Exercise
All of the data must be printed exactly; please include every line.

* Start Supplied material *

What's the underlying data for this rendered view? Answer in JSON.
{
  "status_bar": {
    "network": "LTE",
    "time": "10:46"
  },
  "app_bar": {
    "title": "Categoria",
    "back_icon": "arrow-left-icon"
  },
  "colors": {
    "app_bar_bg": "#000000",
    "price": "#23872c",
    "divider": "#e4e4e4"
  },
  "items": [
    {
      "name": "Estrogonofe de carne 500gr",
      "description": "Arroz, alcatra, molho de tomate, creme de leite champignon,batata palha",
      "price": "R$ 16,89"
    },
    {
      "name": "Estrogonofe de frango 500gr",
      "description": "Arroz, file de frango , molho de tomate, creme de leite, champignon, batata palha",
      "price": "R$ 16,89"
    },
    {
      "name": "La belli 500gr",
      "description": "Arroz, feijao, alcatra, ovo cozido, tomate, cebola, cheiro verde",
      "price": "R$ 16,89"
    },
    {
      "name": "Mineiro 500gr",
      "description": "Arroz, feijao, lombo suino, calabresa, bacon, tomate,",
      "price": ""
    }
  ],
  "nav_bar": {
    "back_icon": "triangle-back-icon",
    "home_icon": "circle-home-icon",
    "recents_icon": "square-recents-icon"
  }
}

* End Supplied material *

Written reply
What's the underlying data for this rendered view? Answer in JSON.
{
  "status_bar": {
    "network": "LTE",
    "time": "10:46"
  },
  "app_bar": {
    "title": "Categoria",
    "back_icon": "arrow-left-icon"
  },
  "colors": {
    "app_bar_bg": "#000000",
    "price": "#23872c",
    "divider": "#e4e4e4"
  },
  "items": [
    {
      "name": "Estrogonofe de carne 500gr",
      "description": "Arroz, alcatra, molho de tomate, creme de leite champignon,batata palha",
      "price": "R$ 16,89"
    },
    {
      "name": "Estrogonofe de frango 500gr",
      "description": "Arroz, file de frango , molho de tomate, creme de leite, champignon, batata palha",
      "price": "R$ 16,89"
    },
    {
      "name": "La belli 500gr",
      "description": "Arroz, feijao, alcatra, ovo cozido, tomate, cebola, cheiro verde",
      "price": "R$ 16,89"
    },
    {
      "name": "Mineiro 500gr",
      "description": "Arroz, feijao, lombo suino, calabresa, bacon, tomate,",
      "price": ""
    }
  ],
  "nav_bar": {
    "back_icon": "triangle-back-icon",
    "home_icon": "circle-home-icon",
    "recents_icon": "square-recents-icon"
  }
}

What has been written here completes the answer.